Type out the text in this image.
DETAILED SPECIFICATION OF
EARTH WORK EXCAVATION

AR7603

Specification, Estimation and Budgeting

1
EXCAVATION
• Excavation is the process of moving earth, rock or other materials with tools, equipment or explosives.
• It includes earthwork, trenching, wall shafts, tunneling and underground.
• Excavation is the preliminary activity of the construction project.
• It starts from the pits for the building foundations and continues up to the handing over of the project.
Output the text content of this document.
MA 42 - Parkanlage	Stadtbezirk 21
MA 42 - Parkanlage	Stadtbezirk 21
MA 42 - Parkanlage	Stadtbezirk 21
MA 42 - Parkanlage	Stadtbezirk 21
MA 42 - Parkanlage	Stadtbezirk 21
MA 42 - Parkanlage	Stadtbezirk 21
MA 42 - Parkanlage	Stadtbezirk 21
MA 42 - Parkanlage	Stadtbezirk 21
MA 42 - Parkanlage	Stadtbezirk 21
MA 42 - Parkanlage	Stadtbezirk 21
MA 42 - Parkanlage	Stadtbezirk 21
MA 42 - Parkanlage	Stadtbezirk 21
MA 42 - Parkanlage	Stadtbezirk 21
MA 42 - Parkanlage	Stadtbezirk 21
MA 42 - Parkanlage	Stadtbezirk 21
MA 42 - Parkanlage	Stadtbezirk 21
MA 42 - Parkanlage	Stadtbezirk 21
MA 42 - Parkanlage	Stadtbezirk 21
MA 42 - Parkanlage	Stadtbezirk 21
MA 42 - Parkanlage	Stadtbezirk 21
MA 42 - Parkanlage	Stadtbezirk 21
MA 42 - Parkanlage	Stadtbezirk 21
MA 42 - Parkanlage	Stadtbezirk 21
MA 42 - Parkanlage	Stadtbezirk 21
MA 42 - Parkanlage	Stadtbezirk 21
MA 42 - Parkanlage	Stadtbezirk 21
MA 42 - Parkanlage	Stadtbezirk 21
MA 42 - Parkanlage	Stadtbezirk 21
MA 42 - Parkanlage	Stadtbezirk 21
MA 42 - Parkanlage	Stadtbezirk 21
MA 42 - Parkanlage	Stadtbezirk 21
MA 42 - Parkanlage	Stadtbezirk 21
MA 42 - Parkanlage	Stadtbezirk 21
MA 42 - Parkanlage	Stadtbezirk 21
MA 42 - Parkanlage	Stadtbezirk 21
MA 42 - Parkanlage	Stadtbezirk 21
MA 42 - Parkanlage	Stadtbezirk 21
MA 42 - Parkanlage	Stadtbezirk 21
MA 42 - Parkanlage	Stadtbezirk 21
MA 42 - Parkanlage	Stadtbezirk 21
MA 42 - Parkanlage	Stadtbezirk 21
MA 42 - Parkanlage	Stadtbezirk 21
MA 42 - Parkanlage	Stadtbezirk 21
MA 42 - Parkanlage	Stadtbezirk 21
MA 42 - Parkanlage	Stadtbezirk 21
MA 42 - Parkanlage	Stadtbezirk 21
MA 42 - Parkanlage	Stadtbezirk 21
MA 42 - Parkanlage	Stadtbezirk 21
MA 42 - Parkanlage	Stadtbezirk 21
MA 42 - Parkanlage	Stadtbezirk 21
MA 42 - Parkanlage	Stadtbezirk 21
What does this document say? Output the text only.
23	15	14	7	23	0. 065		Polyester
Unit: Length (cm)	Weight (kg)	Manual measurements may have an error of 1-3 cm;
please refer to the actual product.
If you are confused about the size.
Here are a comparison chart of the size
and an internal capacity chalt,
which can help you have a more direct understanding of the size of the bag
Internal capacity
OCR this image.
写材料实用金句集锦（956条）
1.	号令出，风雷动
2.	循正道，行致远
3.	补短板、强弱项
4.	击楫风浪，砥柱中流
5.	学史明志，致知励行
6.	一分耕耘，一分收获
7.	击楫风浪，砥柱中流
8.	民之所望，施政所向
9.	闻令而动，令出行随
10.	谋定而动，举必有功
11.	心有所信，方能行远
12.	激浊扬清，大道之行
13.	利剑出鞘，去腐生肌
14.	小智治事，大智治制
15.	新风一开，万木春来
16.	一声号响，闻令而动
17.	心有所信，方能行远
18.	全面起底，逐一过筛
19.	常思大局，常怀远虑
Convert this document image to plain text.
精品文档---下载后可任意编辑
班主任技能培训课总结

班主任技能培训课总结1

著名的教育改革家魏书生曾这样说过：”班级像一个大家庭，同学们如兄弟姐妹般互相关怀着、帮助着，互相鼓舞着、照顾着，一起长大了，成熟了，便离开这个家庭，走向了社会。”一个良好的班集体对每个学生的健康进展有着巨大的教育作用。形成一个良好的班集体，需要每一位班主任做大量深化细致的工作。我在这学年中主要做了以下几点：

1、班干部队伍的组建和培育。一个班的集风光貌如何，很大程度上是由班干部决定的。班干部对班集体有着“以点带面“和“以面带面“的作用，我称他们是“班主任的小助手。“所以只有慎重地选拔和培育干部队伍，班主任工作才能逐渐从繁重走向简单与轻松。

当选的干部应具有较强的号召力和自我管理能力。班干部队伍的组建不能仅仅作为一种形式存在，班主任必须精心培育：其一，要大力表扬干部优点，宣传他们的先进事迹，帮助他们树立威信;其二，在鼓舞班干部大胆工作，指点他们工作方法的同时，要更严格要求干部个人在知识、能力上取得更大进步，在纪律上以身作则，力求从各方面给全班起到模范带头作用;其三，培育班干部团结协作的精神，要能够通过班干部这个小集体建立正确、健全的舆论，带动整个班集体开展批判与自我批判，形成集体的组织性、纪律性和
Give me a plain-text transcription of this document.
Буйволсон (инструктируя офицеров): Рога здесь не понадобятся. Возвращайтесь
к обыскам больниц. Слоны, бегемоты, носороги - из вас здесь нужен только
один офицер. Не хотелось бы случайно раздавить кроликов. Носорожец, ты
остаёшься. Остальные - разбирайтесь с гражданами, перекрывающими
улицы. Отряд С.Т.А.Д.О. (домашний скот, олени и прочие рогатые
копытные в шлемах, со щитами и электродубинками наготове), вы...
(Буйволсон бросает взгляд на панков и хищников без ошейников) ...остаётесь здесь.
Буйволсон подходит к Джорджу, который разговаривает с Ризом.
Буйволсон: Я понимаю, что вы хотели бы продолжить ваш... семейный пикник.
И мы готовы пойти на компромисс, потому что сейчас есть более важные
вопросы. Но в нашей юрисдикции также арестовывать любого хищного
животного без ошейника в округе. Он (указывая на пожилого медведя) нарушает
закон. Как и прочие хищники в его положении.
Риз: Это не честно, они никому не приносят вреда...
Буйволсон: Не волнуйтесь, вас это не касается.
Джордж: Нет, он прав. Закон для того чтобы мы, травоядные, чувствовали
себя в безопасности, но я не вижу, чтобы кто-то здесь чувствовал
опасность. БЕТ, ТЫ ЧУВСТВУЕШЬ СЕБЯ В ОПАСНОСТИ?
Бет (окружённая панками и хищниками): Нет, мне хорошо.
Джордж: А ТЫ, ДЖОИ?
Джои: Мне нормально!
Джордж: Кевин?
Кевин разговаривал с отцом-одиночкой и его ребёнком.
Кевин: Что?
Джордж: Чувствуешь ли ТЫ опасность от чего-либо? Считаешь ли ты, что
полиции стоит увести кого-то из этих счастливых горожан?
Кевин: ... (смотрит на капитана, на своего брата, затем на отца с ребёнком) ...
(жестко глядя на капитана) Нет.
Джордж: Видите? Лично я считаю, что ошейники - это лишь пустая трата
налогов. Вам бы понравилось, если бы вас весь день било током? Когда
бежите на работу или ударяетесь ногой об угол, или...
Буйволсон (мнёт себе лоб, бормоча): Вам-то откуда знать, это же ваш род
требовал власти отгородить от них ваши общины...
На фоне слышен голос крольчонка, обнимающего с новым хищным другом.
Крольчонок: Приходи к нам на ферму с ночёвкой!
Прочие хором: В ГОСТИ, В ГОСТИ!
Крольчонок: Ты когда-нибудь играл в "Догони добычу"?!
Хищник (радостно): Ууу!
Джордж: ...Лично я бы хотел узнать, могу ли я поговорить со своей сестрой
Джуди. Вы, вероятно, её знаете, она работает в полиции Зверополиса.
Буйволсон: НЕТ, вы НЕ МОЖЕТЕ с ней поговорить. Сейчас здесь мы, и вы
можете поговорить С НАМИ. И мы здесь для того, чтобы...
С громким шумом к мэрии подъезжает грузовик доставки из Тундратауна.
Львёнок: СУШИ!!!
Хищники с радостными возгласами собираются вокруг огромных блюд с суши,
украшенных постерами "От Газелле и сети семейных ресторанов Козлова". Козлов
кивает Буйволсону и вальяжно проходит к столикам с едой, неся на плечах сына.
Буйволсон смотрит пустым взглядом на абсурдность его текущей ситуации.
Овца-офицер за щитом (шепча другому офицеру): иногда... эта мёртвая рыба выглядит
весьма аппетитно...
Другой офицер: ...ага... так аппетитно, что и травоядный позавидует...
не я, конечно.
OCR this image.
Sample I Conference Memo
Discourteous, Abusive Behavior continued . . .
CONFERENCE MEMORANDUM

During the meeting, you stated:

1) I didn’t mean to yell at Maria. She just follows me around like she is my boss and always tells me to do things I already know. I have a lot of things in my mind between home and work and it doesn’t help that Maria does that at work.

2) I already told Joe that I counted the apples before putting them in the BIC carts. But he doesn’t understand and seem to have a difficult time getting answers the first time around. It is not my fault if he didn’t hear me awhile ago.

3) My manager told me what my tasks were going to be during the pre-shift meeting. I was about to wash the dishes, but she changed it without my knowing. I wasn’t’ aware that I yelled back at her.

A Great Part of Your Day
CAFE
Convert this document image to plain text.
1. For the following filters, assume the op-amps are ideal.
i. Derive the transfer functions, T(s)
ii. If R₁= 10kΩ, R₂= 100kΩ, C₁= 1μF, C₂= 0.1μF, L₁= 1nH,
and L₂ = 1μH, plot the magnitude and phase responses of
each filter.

**********

* **Written task**: Gather up every line in the data above that contains the word "size", copying each one.

* **Full answer**:
If you are confused about the size.
Here are a comparison chart of the size
which can help you have a more direct understanding of the size of the bag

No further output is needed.